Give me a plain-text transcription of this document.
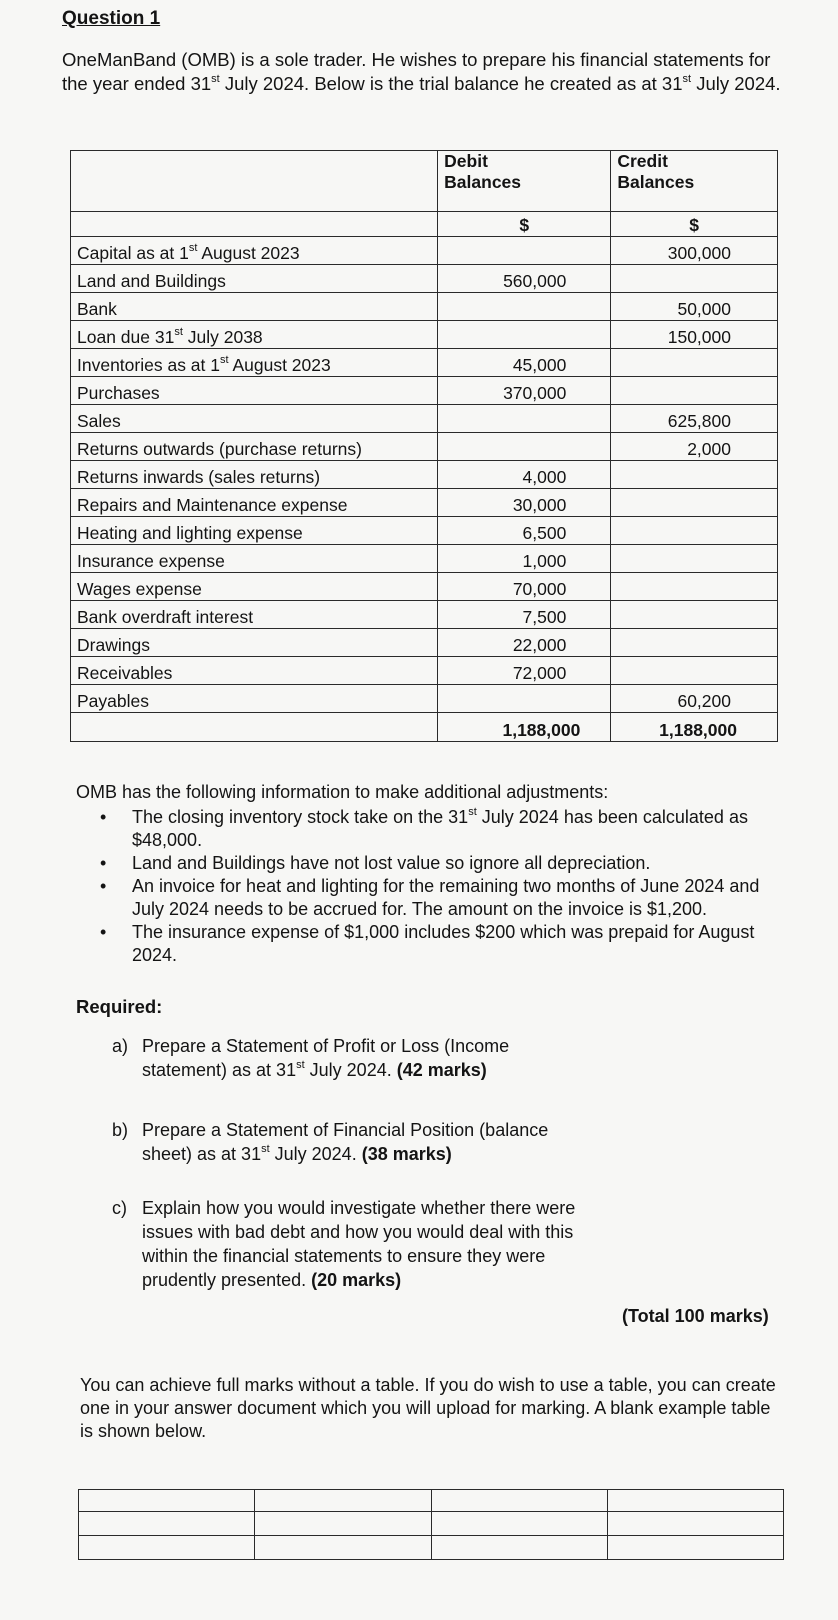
Question 1
OneManBand (OMB) is a sole trader. He wishes to prepare his financial statements for the year ended 31st July 2024. Below is the trial balance he created as at 31st July 2024.
	Debit Balances	Credit Balances
	$	$
Capital as at 1st August 2023		300,000
Land and Buildings	560,000	
Bank		50,000
Loan due 31st July 2038		150,000
Inventories as at 1st August 2023	45,000	
Purchases	370,000	
Sales		625,800
Returns outwards (purchase returns)		2,000
Returns inwards (sales returns)	4,000	
Repairs and Maintenance expense	30,000	
Heating and lighting expense	6,500	
Insurance expense	1,000	
Wages expense	70,000	
Bank overdraft interest	7,500	
Drawings	22,000	
Receivables	72,000	
Payables		60,200
	1,188,000	1,188,000
OMB has the following information to make additional adjustments:
• The closing inventory stock take on the 31st July 2024 has been calculated as $48,000.
• Land and Buildings have not lost value so ignore all depreciation.
• An invoice for heat and lighting for the remaining two months of June 2024 and July 2024 needs to be accrued for. The amount on the invoice is $1,200.
• The insurance expense of $1,000 includes $200 which was prepaid for August 2024.
Required:
a) Prepare a Statement of Profit or Loss (Income statement) as at 31st July 2024. (42 marks)
b) Prepare a Statement of Financial Position (balance sheet) as at 31st July 2024. (38 marks)
c) Explain how you would investigate whether there were issues with bad debt and how you would deal with this within the financial statements to ensure they were prudently presented. (20 marks)
(Total 100 marks)
You can achieve full marks without a table. If you do wish to use a table, you can create one in your answer document which you will upload for marking. A blank example table is shown below.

===============

__WORK TO DO__
Without the pictures, output the full listing exactly as it stands.

__SOLUTION FOR THIS TASK__
Give me a plain-text transcription of this document.
Question 1
OneManBand (OMB) is a sole trader. He wishes to prepare his financial statements for the year ended 31st July 2024. Below is the trial balance he created as at 31st July 2024.
	Debit Balances	Credit Balances
	$	$
Capital as at 1st August 2023		300,000
Land and Buildings	560,000	
Bank		50,000
Loan due 31st July 2038		150,000
Inventories as at 1st August 2023	45,000	
Purchases	370,000	
Sales		625,800
Returns outwards (purchase returns)		2,000
Returns inwards (sales returns)	4,000	
Repairs and Maintenance expense	30,000	
Heating and lighting expense	6,500	
Insurance expense	1,000	
Wages expense	70,000	
Bank overdraft interest	7,500	
Drawings	22,000	
Receivables	72,000	
Payables		60,200
	1,188,000	1,188,000
OMB has the following information to make additional adjustments:
• The closing inventory stock take on the 31st July 2024 has been calculated as $48,000.
• Land and Buildings have not lost value so ignore all depreciation.
• An invoice for heat and lighting for the remaining two months of June 2024 and July 2024 needs to be accrued for. The amount on the invoice is $1,200.
• The insurance expense of $1,000 includes $200 which was prepaid for August 2024.
Required:
a) Prepare a Statement of Profit or Loss (Income statement) as at 31st July 2024. (42 marks)
b) Prepare a Statement of Financial Position (balance sheet) as at 31st July 2024. (38 marks)
c) Explain how you would investigate whether there were issues with bad debt and how you would deal with this within the financial statements to ensure they were prudently presented. (20 marks)
(Total 100 marks)
You can achieve full marks without a table. If you do wish to use a table, you can create one in your answer document which you will upload for marking. A blank example table is shown below.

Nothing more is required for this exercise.